** begin Material for this task **

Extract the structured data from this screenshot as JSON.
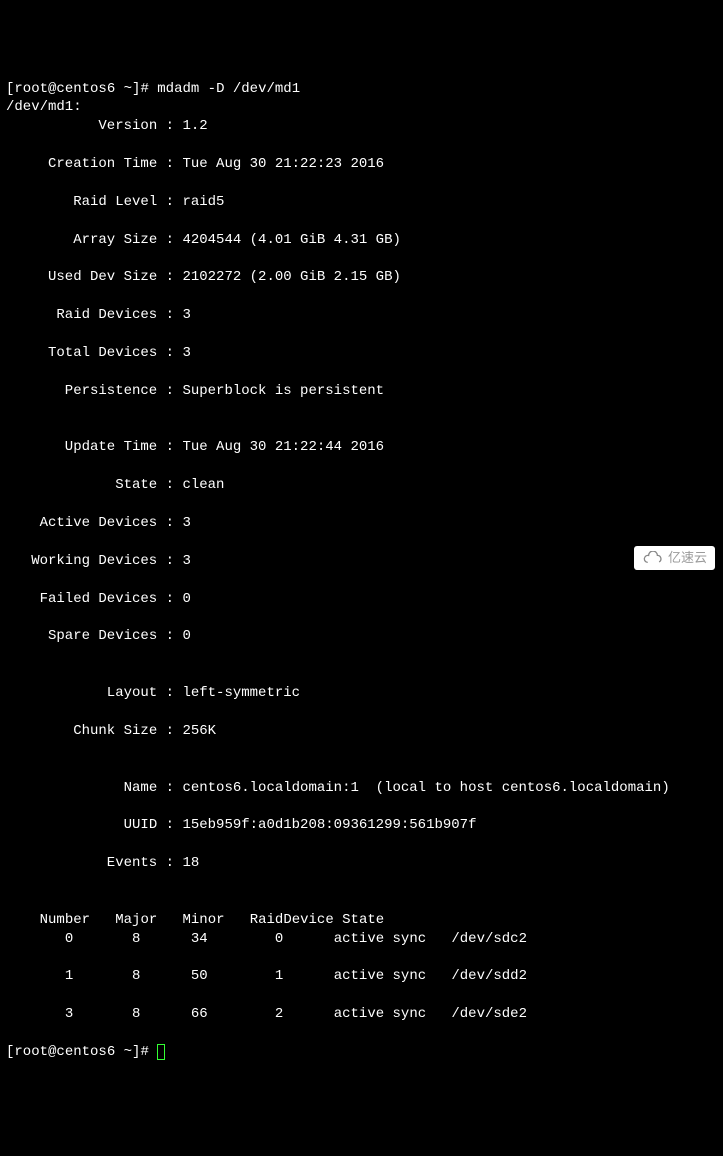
{
  "prompt_user": "root",
  "prompt_host": "centos6",
  "prompt_dir": "~",
  "command": "mdadm -D /dev/md1",
  "device_path": "/dev/md1:",
  "fields": {
    "version": {
      "label": "Version",
      "value": "1.2"
    },
    "creation_time": {
      "label": "Creation Time",
      "value": "Tue Aug 30 21:22:23 2016"
    },
    "raid_level": {
      "label": "Raid Level",
      "value": "raid5"
    },
    "array_size": {
      "label": "Array Size",
      "value": "4204544 (4.01 GiB 4.31 GB)"
    },
    "used_dev_size": {
      "label": "Used Dev Size",
      "value": "2102272 (2.00 GiB 2.15 GB)"
    },
    "raid_devices": {
      "label": "Raid Devices",
      "value": "3"
    },
    "total_devices": {
      "label": "Total Devices",
      "value": "3"
    },
    "persistence": {
      "label": "Persistence",
      "value": "Superblock is persistent"
    },
    "update_time": {
      "label": "Update Time",
      "value": "Tue Aug 30 21:22:44 2016"
    },
    "state": {
      "label": "State",
      "value": "clean"
    },
    "active_devices": {
      "label": "Active Devices",
      "value": "3"
    },
    "working_devices": {
      "label": "Working Devices",
      "value": "3"
    },
    "failed_devices": {
      "label": "Failed Devices",
      "value": "0"
    },
    "spare_devices": {
      "label": "Spare Devices",
      "value": "0"
    },
    "layout": {
      "label": "Layout",
      "value": "left-symmetric"
    },
    "chunk_size": {
      "label": "Chunk Size",
      "value": "256K"
    },
    "name": {
      "label": "Name",
      "value": "centos6.localdomain:1  (local to host centos6.localdomain)"
    },
    "uuid": {
      "label": "UUID",
      "value": "15eb959f:a0d1b208:09361299:561b907f"
    },
    "events": {
      "label": "Events",
      "value": "18"
    }
  },
  "table": {
    "headers": {
      "number": "Number",
      "major": "Major",
      "minor": "Minor",
      "raid_device": "RaidDevice",
      "state": "State"
    },
    "rows": [
      {
        "number": "0",
        "major": "8",
        "minor": "34",
        "raid_device": "0",
        "state": "active sync",
        "dev": "/dev/sdc2"
      },
      {
        "number": "1",
        "major": "8",
        "minor": "50",
        "raid_device": "1",
        "state": "active sync",
        "dev": "/dev/sdd2"
      },
      {
        "number": "3",
        "major": "8",
        "minor": "66",
        "raid_device": "2",
        "state": "active sync",
        "dev": "/dev/sde2"
      }
    ]
  },
  "watermark": "亿速云"
}
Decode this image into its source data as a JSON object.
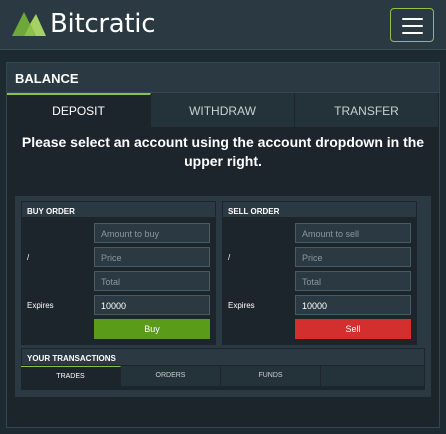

** end Material for this task **

Repeat each entry above word for word, leaving every picture out.

— Answer for this exercise —
Extract the structured data from this screenshot as JSON.
{
  "prompt_user": "root",
  "prompt_host": "centos6",
  "prompt_dir": "~",
  "command": "mdadm -D /dev/md1",
  "device_path": "/dev/md1:",
  "fields": {
    "version": {
      "label": "Version",
      "value": "1.2"
    },
    "creation_time": {
      "label": "Creation Time",
      "value": "Tue Aug 30 21:22:23 2016"
    },
    "raid_level": {
      "label": "Raid Level",
      "value": "raid5"
    },
    "array_size": {
      "label": "Array Size",
      "value": "4204544 (4.01 GiB 4.31 GB)"
    },
    "used_dev_size": {
      "label": "Used Dev Size",
      "value": "2102272 (2.00 GiB 2.15 GB)"
    },
    "raid_devices": {
      "label": "Raid Devices",
      "value": "3"
    },
    "total_devices": {
      "label": "Total Devices",
      "value": "3"
    },
    "persistence": {
      "label": "Persistence",
      "value": "Superblock is persistent"
    },
    "update_time": {
      "label": "Update Time",
      "value": "Tue Aug 30 21:22:44 2016"
    },
    "state": {
      "label": "State",
      "value": "clean"
    },
    "active_devices": {
      "label": "Active Devices",
      "value": "3"
    },
    "working_devices": {
      "label": "Working Devices",
      "value": "3"
    },
    "failed_devices": {
      "label": "Failed Devices",
      "value": "0"
    },
    "spare_devices": {
      "label": "Spare Devices",
      "value": "0"
    },
    "layout": {
      "label": "Layout",
      "value": "left-symmetric"
    },
    "chunk_size": {
      "label": "Chunk Size",
      "value": "256K"
    },
    "name": {
      "label": "Name",
      "value": "centos6.localdomain:1  (local to host centos6.localdomain)"
    },
    "uuid": {
      "label": "UUID",
      "value": "15eb959f:a0d1b208:09361299:561b907f"
    },
    "events": {
      "label": "Events",
      "value": "18"
    }
  },
  "table": {
    "headers": {
      "number": "Number",
      "major": "Major",
      "minor": "Minor",
      "raid_device": "RaidDevice",
      "state": "State"
    },
    "rows": [
      {
        "number": "0",
        "major": "8",
        "minor": "34",
        "raid_device": "0",
        "state": "active sync",
        "dev": "/dev/sdc2"
      },
      {
        "number": "1",
        "major": "8",
        "minor": "50",
        "raid_device": "1",
        "state": "active sync",
        "dev": "/dev/sdd2"
      },
      {
        "number": "3",
        "major": "8",
        "minor": "66",
        "raid_device": "2",
        "state": "active sync",
        "dev": "/dev/sde2"
      }
    ]
  },
  "watermark": "亿速云"
}
Decode this image into its source data as a JSON object.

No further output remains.